• [Extracted data entries]
====================

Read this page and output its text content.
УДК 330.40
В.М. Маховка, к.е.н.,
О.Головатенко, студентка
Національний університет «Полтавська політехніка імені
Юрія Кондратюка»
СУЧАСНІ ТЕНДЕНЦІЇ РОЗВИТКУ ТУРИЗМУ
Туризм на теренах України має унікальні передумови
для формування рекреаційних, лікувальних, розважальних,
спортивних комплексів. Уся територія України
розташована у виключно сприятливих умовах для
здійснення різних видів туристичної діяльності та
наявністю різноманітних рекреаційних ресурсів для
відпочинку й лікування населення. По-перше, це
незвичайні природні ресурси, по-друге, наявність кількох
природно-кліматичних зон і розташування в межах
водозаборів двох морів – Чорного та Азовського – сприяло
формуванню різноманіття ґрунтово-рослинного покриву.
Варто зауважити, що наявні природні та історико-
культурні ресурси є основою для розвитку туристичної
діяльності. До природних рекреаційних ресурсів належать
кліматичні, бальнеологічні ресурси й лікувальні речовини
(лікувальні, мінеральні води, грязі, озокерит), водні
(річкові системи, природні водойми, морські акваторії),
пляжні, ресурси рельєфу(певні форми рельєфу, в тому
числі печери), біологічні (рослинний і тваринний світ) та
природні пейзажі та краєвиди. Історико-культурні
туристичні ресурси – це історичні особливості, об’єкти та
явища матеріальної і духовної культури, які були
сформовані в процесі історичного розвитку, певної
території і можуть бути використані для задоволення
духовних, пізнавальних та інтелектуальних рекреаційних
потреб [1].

====================

• [Written exercise] Using the listing above, pull out all lines that hold the word "рекреаційних".

• [Full solution]
для формування рекреаційних, лікувальних, розважальних,
наявністю різноманітних рекреаційних ресурсів для
діяльності. До природних рекреаційних ресурсів належать
духовних, пізнавальних та інтелектуальних рекреаційних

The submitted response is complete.